== DATASET RECORDS ==
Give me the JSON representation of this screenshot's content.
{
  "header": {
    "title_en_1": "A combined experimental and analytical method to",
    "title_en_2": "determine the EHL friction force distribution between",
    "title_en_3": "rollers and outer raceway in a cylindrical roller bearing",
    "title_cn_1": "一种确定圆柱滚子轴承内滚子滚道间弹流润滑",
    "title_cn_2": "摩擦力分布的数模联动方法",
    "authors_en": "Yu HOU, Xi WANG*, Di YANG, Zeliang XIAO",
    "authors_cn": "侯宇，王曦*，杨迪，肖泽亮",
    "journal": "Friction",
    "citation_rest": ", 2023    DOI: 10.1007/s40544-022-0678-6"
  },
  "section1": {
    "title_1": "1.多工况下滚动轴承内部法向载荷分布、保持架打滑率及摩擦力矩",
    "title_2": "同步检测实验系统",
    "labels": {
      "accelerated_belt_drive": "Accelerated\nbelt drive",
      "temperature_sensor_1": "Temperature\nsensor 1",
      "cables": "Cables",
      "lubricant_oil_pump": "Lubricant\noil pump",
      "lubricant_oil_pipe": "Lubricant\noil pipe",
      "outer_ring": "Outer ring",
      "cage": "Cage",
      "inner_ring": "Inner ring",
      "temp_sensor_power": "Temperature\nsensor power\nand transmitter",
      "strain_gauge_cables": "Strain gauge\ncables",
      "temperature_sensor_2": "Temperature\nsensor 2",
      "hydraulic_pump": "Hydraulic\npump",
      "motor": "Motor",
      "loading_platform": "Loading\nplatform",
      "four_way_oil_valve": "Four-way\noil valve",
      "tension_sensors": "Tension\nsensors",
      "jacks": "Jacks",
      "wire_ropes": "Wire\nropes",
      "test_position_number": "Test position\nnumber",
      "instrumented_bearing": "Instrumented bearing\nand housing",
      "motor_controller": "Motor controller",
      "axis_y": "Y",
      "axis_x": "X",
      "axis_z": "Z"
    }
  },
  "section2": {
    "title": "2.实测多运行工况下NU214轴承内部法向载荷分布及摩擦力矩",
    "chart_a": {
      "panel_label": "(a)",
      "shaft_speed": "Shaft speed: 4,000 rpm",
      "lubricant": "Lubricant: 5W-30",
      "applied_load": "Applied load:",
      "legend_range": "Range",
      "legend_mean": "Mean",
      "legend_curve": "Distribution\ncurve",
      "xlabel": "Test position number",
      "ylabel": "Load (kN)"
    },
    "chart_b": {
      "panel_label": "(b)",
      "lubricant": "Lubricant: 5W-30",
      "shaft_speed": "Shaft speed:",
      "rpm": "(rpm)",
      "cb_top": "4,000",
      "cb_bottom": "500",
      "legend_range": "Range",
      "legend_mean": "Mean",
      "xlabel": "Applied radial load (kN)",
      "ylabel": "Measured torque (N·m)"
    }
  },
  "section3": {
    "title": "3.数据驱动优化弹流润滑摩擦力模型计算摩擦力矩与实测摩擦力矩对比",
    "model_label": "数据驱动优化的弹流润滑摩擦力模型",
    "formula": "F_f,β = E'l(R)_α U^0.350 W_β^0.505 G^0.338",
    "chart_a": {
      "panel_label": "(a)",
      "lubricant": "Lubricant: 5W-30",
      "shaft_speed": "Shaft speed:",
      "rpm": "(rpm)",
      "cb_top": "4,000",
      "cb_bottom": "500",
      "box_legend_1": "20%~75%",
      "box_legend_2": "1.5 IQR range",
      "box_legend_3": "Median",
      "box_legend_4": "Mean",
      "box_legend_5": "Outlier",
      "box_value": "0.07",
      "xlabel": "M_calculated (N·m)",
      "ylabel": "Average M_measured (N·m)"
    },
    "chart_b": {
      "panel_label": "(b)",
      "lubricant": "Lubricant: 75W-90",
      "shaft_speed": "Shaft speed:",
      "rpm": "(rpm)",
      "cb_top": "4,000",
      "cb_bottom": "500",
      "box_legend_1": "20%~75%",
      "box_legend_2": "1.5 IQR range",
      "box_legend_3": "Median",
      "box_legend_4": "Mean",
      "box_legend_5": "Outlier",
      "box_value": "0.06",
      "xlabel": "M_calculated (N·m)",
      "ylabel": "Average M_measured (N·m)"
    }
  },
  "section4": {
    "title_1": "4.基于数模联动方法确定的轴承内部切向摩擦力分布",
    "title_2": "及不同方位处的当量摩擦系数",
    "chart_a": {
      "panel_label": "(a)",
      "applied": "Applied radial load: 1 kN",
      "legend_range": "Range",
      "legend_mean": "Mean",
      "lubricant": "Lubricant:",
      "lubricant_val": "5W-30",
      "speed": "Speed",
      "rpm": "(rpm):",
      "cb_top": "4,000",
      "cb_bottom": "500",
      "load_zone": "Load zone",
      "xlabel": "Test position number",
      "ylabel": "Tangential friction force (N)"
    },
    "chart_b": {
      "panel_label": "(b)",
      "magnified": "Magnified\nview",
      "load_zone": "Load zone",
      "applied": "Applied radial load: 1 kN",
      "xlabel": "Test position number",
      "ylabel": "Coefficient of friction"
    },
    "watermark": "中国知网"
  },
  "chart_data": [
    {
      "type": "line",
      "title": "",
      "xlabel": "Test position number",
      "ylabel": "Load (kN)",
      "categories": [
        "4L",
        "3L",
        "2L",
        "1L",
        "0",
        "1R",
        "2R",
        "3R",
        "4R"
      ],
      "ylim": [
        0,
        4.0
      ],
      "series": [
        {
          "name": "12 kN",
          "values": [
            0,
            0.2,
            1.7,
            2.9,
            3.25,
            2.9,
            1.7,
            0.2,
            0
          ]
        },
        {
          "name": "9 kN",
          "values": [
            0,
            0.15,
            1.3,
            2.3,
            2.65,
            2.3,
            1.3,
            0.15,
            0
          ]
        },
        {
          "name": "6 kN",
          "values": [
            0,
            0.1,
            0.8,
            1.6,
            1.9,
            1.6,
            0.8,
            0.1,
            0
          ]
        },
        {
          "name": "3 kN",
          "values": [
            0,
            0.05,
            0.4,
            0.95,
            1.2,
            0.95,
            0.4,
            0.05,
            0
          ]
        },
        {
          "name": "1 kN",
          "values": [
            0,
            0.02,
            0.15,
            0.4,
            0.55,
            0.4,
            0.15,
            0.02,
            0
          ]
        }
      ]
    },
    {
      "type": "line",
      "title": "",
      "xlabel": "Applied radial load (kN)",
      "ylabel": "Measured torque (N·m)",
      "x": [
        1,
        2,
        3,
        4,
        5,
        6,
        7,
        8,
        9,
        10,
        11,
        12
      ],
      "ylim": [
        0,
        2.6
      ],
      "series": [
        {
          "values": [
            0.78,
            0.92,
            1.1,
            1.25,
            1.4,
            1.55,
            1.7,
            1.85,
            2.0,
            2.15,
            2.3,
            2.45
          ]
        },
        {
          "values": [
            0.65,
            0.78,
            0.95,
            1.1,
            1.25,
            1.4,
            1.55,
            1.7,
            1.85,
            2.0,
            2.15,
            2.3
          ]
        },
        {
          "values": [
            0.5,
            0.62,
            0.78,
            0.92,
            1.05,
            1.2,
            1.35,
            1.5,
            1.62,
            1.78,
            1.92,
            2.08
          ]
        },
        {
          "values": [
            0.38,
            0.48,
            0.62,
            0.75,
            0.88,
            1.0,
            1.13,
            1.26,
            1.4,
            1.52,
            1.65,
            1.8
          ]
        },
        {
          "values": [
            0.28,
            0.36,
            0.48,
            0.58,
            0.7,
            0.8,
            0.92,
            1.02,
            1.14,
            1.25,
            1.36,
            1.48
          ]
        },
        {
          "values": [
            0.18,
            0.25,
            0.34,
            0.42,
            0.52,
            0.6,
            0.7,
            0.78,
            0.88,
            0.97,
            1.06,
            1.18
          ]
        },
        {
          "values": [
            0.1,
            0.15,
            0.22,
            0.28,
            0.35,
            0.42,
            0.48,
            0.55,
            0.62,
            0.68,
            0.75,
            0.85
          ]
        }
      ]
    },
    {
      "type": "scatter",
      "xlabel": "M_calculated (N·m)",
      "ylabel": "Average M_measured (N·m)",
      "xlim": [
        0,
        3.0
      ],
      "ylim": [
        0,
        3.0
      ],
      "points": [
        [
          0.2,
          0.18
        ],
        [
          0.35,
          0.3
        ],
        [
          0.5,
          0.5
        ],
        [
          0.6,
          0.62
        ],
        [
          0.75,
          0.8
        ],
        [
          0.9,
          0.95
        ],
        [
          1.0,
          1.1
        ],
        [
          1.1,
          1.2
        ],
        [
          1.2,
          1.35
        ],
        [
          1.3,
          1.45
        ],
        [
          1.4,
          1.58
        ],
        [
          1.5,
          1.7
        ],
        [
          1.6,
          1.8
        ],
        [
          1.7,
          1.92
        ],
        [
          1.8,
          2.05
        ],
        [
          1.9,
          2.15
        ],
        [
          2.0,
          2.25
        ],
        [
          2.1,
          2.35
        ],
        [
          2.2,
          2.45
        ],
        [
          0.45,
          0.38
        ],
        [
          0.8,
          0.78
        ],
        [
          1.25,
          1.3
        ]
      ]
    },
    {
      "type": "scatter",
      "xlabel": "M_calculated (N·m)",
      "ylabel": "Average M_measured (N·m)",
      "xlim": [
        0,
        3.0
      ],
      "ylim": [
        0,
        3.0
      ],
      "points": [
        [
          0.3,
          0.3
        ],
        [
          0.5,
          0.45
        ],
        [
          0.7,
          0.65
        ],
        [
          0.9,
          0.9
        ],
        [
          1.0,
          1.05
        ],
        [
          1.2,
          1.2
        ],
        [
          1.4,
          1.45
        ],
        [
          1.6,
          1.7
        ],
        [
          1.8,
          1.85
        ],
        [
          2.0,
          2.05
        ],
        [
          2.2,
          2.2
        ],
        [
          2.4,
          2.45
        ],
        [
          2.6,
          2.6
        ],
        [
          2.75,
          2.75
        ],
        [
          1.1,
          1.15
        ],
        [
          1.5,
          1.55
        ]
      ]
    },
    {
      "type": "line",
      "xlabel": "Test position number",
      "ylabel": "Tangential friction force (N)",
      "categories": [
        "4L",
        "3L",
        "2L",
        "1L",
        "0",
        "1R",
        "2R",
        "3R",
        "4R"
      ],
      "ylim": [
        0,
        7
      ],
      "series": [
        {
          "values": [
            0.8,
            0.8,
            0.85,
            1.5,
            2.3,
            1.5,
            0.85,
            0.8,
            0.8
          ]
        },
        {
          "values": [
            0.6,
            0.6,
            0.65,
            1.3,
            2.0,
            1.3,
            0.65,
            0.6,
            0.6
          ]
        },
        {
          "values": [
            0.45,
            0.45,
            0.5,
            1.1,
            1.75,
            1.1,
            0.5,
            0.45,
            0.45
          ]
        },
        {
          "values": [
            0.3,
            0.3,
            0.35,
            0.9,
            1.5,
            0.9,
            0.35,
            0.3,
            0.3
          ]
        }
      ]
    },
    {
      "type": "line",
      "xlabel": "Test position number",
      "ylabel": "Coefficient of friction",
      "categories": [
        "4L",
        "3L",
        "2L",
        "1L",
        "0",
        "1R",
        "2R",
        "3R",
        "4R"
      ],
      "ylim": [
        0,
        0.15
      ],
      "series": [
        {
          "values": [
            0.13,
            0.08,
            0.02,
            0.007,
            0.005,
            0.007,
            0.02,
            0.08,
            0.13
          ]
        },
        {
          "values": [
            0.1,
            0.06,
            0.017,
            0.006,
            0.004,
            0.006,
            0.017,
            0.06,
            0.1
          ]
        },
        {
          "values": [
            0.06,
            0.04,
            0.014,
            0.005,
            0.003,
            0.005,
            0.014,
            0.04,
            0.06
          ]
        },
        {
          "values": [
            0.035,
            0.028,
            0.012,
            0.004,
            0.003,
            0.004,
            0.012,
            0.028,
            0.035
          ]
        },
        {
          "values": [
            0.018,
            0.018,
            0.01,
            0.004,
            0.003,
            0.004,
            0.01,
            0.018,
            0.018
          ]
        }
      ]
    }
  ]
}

== REQUEST ==
Working from the listing above, pick out every line that has "nand" and copy it.

== COMPLETE OUTPUT ==
      "temp_sensor_power": "Temperature\nsensor power\nand transmitter",
      "instrumented_bearing": "Instrumented bearing\nand housing",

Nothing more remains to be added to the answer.